AIM: Look through the material below. Copy every line with the string "która" in it.

GIVEN RECORDS:
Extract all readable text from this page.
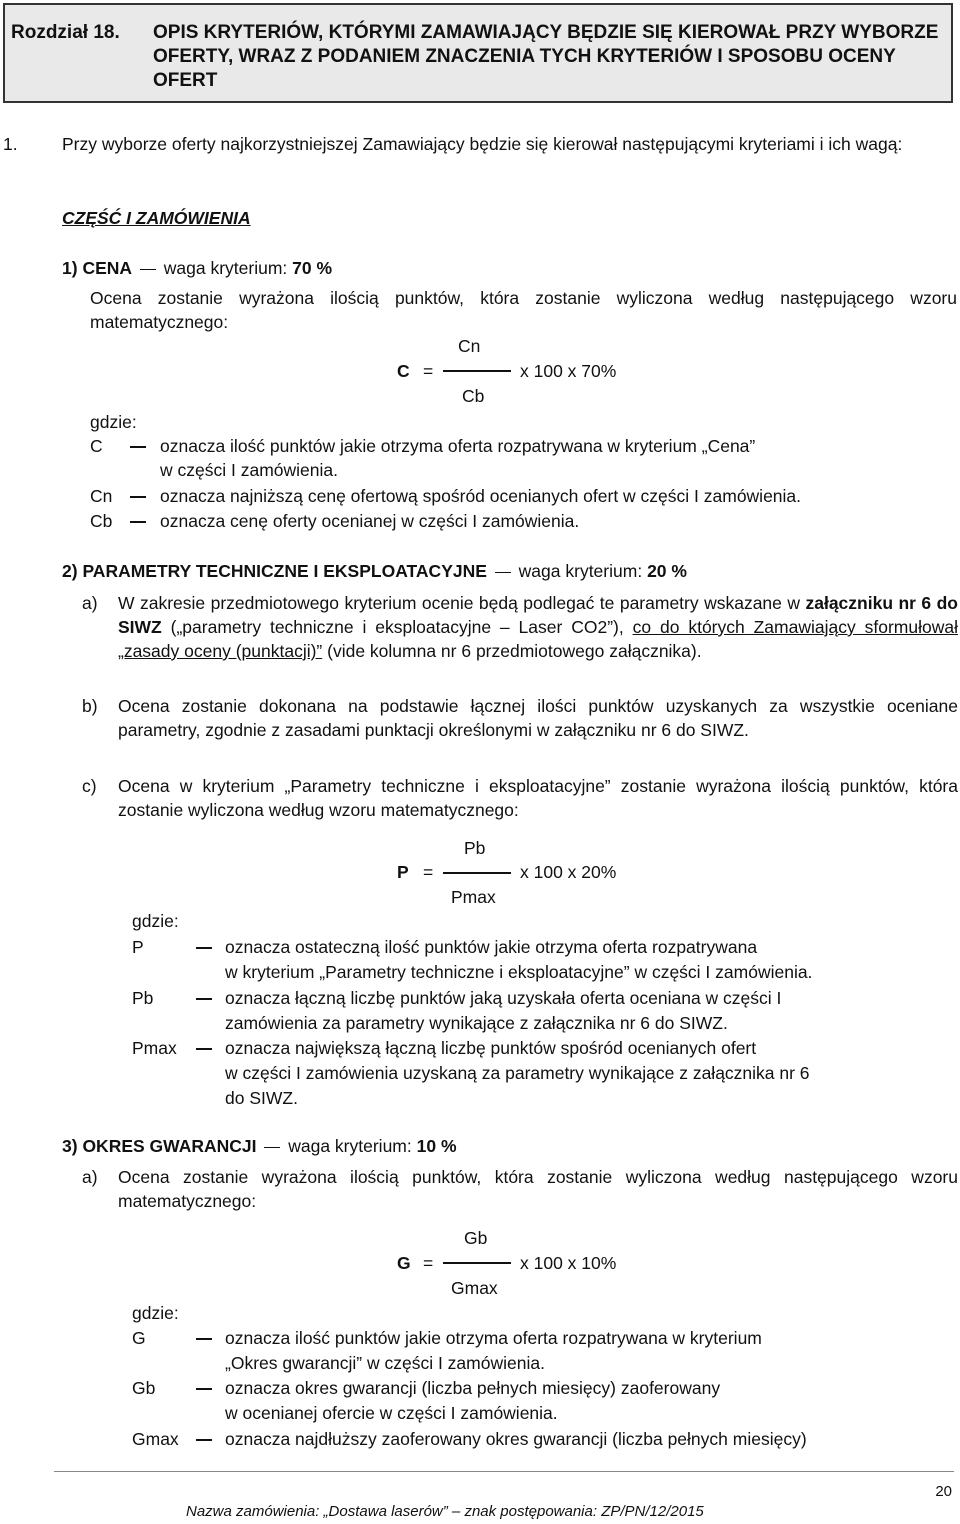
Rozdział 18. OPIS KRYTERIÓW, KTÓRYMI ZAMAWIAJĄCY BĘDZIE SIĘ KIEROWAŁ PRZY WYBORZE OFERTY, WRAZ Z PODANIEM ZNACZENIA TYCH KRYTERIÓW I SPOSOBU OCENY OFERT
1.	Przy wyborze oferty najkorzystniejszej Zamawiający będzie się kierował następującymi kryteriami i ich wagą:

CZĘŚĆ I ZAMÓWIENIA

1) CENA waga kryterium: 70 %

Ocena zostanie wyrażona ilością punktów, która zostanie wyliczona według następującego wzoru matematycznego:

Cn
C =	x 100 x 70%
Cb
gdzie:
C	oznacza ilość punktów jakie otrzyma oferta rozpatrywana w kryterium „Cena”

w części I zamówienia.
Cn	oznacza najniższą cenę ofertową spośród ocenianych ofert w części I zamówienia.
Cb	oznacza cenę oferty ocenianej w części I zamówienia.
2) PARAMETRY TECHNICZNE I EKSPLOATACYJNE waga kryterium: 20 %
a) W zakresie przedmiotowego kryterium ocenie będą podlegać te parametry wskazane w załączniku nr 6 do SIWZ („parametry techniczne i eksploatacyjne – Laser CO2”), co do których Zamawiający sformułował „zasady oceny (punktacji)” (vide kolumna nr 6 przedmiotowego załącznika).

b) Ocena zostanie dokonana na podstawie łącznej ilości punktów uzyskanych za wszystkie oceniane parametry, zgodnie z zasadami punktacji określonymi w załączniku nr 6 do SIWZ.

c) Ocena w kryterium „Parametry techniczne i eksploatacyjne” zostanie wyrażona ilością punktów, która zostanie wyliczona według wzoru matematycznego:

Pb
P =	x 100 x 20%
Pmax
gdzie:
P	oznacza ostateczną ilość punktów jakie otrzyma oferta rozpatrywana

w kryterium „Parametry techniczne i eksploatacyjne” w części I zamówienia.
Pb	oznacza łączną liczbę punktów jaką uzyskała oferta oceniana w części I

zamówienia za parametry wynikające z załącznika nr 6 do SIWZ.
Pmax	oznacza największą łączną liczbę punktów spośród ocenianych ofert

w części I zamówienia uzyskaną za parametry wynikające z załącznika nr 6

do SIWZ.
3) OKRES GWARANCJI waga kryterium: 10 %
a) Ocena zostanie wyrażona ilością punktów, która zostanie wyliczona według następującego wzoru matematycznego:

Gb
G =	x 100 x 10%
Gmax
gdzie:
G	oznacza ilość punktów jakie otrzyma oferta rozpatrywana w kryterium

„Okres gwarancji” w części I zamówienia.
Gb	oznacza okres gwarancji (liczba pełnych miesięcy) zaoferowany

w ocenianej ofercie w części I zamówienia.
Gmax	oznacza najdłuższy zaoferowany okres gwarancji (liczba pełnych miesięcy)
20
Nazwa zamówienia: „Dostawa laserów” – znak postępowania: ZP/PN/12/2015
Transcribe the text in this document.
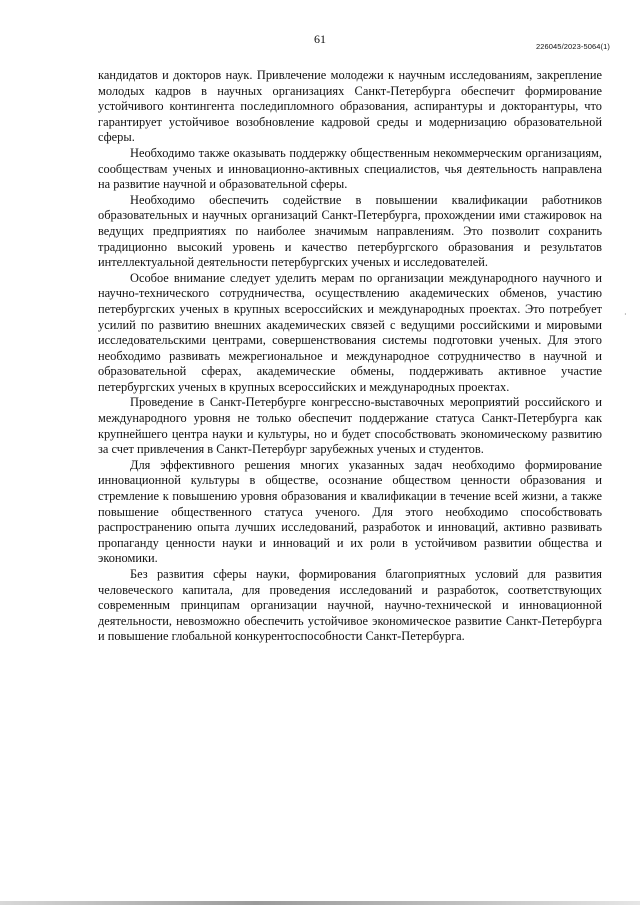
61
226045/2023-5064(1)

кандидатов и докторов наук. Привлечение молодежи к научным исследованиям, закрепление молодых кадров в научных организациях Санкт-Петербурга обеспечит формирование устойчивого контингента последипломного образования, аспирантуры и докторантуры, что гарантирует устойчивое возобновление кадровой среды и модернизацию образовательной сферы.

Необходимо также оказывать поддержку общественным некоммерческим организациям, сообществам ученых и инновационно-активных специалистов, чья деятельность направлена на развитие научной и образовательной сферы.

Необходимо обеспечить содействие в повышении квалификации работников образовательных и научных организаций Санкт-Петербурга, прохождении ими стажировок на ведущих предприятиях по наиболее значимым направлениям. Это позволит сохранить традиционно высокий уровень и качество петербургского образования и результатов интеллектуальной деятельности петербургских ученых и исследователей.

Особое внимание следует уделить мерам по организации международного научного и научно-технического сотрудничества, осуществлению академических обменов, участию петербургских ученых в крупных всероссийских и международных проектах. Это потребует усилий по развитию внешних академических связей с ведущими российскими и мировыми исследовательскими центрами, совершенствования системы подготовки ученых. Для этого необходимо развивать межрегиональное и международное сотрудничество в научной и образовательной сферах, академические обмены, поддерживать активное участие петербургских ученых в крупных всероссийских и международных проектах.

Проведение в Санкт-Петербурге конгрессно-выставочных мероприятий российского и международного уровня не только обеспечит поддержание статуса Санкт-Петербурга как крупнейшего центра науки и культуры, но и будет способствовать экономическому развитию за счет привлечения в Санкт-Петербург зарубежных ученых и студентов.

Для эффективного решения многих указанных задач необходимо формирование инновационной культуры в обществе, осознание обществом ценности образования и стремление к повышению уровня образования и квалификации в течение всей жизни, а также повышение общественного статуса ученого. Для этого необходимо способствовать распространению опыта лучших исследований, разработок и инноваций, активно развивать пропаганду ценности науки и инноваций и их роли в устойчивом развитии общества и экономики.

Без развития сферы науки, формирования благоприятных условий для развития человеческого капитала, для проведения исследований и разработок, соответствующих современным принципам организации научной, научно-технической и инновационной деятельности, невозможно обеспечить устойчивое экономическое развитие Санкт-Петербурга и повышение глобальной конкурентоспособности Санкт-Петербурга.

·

WORKED ANSWER:
Ocena zostanie wyrażona ilością punktów, która zostanie wyliczona według następującego wzoru matematycznego:
c) Ocena w kryterium „Parametry techniczne i eksploatacyjne” zostanie wyrażona ilością punktów, która zostanie wyliczona według wzoru matematycznego:
a) Ocena zostanie wyrażona ilością punktów, która zostanie wyliczona według następującego wzoru matematycznego:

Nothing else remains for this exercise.